What is needed:
Scan the material and copy every line in which "title" appears.
╭──
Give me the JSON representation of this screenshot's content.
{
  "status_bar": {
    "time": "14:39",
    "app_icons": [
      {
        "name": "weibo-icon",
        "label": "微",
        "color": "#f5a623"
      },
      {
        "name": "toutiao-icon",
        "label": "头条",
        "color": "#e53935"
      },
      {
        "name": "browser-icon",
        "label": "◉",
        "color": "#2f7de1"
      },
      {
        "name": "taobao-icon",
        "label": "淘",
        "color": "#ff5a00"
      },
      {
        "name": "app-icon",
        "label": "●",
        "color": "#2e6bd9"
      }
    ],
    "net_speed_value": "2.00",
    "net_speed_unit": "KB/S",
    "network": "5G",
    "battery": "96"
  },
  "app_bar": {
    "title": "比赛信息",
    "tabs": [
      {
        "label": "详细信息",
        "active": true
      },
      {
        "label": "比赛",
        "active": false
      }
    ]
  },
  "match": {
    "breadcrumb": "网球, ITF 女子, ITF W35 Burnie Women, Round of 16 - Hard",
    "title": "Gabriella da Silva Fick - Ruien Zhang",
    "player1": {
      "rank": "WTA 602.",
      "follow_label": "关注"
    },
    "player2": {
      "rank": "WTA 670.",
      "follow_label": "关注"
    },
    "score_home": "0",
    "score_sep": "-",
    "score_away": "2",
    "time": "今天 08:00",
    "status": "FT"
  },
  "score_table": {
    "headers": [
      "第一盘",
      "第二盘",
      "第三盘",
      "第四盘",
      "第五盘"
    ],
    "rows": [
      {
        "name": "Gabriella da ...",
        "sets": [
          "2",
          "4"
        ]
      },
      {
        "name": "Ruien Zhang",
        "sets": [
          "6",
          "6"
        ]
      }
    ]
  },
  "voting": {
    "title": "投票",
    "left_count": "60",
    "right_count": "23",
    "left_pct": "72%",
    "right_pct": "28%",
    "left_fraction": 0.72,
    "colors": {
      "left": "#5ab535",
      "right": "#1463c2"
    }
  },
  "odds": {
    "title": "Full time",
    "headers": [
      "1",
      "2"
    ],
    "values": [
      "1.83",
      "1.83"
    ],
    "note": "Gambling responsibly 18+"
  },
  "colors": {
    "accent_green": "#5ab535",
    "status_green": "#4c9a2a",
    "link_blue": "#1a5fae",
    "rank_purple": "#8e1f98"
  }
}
╰──
Task response:
    "title": "比赛信息",
    "title": "Gabriella da Silva Fick - Ruien Zhang",
    "title": "投票",
    "title": "Full time",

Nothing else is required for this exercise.